(Exercise):
Copy every entry below verbatim, keeping each line unchanged and in its original order.

(Source data):
____

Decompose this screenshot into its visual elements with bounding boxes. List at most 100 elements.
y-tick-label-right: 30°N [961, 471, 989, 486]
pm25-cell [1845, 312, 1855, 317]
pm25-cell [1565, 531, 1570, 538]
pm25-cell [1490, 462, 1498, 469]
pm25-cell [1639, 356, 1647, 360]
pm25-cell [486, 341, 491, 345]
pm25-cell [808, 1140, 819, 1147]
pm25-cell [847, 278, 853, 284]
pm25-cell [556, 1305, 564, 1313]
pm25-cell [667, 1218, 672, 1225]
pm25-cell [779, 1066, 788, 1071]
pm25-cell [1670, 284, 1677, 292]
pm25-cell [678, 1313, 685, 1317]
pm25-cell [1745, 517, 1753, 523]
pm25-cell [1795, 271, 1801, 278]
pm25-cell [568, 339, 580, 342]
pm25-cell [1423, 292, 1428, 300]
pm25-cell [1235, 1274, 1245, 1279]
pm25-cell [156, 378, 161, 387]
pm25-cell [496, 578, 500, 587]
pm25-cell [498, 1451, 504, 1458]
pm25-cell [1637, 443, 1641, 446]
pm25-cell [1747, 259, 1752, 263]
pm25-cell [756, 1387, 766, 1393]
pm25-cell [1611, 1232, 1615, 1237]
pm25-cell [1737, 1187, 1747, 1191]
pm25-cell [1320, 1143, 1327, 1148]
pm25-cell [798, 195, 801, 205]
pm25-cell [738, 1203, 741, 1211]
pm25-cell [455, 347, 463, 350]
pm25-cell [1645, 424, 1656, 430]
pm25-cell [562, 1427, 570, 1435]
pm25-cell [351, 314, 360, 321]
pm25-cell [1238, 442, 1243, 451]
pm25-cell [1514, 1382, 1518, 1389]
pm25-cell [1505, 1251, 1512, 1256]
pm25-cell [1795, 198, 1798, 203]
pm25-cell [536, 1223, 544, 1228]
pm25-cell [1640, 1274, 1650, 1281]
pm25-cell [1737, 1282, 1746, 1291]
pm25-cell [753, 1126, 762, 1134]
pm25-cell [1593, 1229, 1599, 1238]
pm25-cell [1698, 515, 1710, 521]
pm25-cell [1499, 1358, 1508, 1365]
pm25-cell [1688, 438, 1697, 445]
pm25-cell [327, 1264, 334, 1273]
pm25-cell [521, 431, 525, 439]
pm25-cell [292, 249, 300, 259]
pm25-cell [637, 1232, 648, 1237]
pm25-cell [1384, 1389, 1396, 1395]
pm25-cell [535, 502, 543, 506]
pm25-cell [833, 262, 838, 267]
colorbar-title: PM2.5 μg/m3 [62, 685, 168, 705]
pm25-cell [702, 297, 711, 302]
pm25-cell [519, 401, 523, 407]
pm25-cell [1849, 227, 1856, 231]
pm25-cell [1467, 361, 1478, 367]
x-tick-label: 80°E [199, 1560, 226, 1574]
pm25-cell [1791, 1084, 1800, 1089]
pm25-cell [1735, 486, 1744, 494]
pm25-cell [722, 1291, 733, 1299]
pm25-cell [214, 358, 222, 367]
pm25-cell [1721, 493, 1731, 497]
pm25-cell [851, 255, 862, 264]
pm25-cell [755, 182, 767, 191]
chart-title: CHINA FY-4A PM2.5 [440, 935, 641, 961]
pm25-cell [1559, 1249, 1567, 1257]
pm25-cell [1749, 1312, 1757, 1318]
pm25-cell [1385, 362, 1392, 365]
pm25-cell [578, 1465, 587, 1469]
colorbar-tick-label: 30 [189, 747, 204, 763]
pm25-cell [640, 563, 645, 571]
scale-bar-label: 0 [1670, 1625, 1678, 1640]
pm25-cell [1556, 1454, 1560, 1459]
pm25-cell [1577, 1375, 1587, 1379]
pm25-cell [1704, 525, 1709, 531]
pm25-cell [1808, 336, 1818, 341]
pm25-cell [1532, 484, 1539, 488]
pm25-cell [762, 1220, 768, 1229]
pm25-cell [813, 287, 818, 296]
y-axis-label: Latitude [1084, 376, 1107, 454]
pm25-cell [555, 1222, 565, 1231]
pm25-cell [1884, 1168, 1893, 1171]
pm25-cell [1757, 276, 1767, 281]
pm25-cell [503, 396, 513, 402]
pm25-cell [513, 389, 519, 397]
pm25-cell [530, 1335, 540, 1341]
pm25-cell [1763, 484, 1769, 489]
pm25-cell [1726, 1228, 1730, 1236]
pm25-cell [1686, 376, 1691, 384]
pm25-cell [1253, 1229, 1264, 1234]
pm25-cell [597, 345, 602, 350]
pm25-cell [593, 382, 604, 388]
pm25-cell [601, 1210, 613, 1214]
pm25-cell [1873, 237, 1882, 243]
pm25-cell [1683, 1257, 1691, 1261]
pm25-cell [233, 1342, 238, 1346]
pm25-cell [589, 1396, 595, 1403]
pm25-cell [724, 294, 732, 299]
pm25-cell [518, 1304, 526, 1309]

____

(Answer below):
Decompose this screenshot into its visual elements with bounding boxes. List at most 100 elements.
y-tick-label-right: 30°N [961, 471, 989, 486]
pm25-cell [1845, 312, 1855, 317]
pm25-cell [1565, 531, 1570, 538]
pm25-cell [1490, 462, 1498, 469]
pm25-cell [1639, 356, 1647, 360]
pm25-cell [486, 341, 491, 345]
pm25-cell [808, 1140, 819, 1147]
pm25-cell [847, 278, 853, 284]
pm25-cell [556, 1305, 564, 1313]
pm25-cell [667, 1218, 672, 1225]
pm25-cell [779, 1066, 788, 1071]
pm25-cell [1670, 284, 1677, 292]
pm25-cell [678, 1313, 685, 1317]
pm25-cell [1745, 517, 1753, 523]
pm25-cell [1795, 271, 1801, 278]
pm25-cell [568, 339, 580, 342]
pm25-cell [1423, 292, 1428, 300]
pm25-cell [1235, 1274, 1245, 1279]
pm25-cell [156, 378, 161, 387]
pm25-cell [496, 578, 500, 587]
pm25-cell [498, 1451, 504, 1458]
pm25-cell [1637, 443, 1641, 446]
pm25-cell [1747, 259, 1752, 263]
pm25-cell [756, 1387, 766, 1393]
pm25-cell [1611, 1232, 1615, 1237]
pm25-cell [1737, 1187, 1747, 1191]
pm25-cell [1320, 1143, 1327, 1148]
pm25-cell [798, 195, 801, 205]
pm25-cell [738, 1203, 741, 1211]
pm25-cell [455, 347, 463, 350]
pm25-cell [1645, 424, 1656, 430]
pm25-cell [562, 1427, 570, 1435]
pm25-cell [351, 314, 360, 321]
pm25-cell [1238, 442, 1243, 451]
pm25-cell [1514, 1382, 1518, 1389]
pm25-cell [1505, 1251, 1512, 1256]
pm25-cell [1795, 198, 1798, 203]
pm25-cell [536, 1223, 544, 1228]
pm25-cell [1640, 1274, 1650, 1281]
pm25-cell [1737, 1282, 1746, 1291]
pm25-cell [753, 1126, 762, 1134]
pm25-cell [1593, 1229, 1599, 1238]
pm25-cell [1698, 515, 1710, 521]
pm25-cell [1499, 1358, 1508, 1365]
pm25-cell [1688, 438, 1697, 445]
pm25-cell [327, 1264, 334, 1273]
pm25-cell [521, 431, 525, 439]
pm25-cell [292, 249, 300, 259]
pm25-cell [637, 1232, 648, 1237]
pm25-cell [1384, 1389, 1396, 1395]
pm25-cell [535, 502, 543, 506]
pm25-cell [833, 262, 838, 267]
colorbar-title: PM2.5 μg/m3 [62, 685, 168, 705]
pm25-cell [702, 297, 711, 302]
pm25-cell [519, 401, 523, 407]
pm25-cell [1849, 227, 1856, 231]
pm25-cell [1467, 361, 1478, 367]
x-tick-label: 80°E [199, 1560, 226, 1574]
pm25-cell [1791, 1084, 1800, 1089]
pm25-cell [1735, 486, 1744, 494]
pm25-cell [722, 1291, 733, 1299]
pm25-cell [214, 358, 222, 367]
pm25-cell [1721, 493, 1731, 497]
pm25-cell [851, 255, 862, 264]
pm25-cell [755, 182, 767, 191]
chart-title: CHINA FY-4A PM2.5 [440, 935, 641, 961]
pm25-cell [1559, 1249, 1567, 1257]
pm25-cell [1749, 1312, 1757, 1318]
pm25-cell [1385, 362, 1392, 365]
pm25-cell [578, 1465, 587, 1469]
colorbar-tick-label: 30 [189, 747, 204, 763]
pm25-cell [640, 563, 645, 571]
scale-bar-label: 0 [1670, 1625, 1678, 1640]
pm25-cell [1556, 1454, 1560, 1459]
pm25-cell [1577, 1375, 1587, 1379]
pm25-cell [1704, 525, 1709, 531]
pm25-cell [1808, 336, 1818, 341]
pm25-cell [1532, 484, 1539, 488]
pm25-cell [762, 1220, 768, 1229]
pm25-cell [813, 287, 818, 296]
y-axis-label: Latitude [1084, 376, 1107, 454]
pm25-cell [555, 1222, 565, 1231]
pm25-cell [1884, 1168, 1893, 1171]
pm25-cell [1757, 276, 1767, 281]
pm25-cell [503, 396, 513, 402]
pm25-cell [513, 389, 519, 397]
pm25-cell [530, 1335, 540, 1341]
pm25-cell [1763, 484, 1769, 489]
pm25-cell [1726, 1228, 1730, 1236]
pm25-cell [1686, 376, 1691, 384]
pm25-cell [1253, 1229, 1264, 1234]
pm25-cell [597, 345, 602, 350]
pm25-cell [593, 382, 604, 388]
pm25-cell [601, 1210, 613, 1214]
pm25-cell [1873, 237, 1882, 243]
pm25-cell [1683, 1257, 1691, 1261]
pm25-cell [233, 1342, 238, 1346]
pm25-cell [589, 1396, 595, 1403]
pm25-cell [724, 294, 732, 299]
pm25-cell [518, 1304, 526, 1309]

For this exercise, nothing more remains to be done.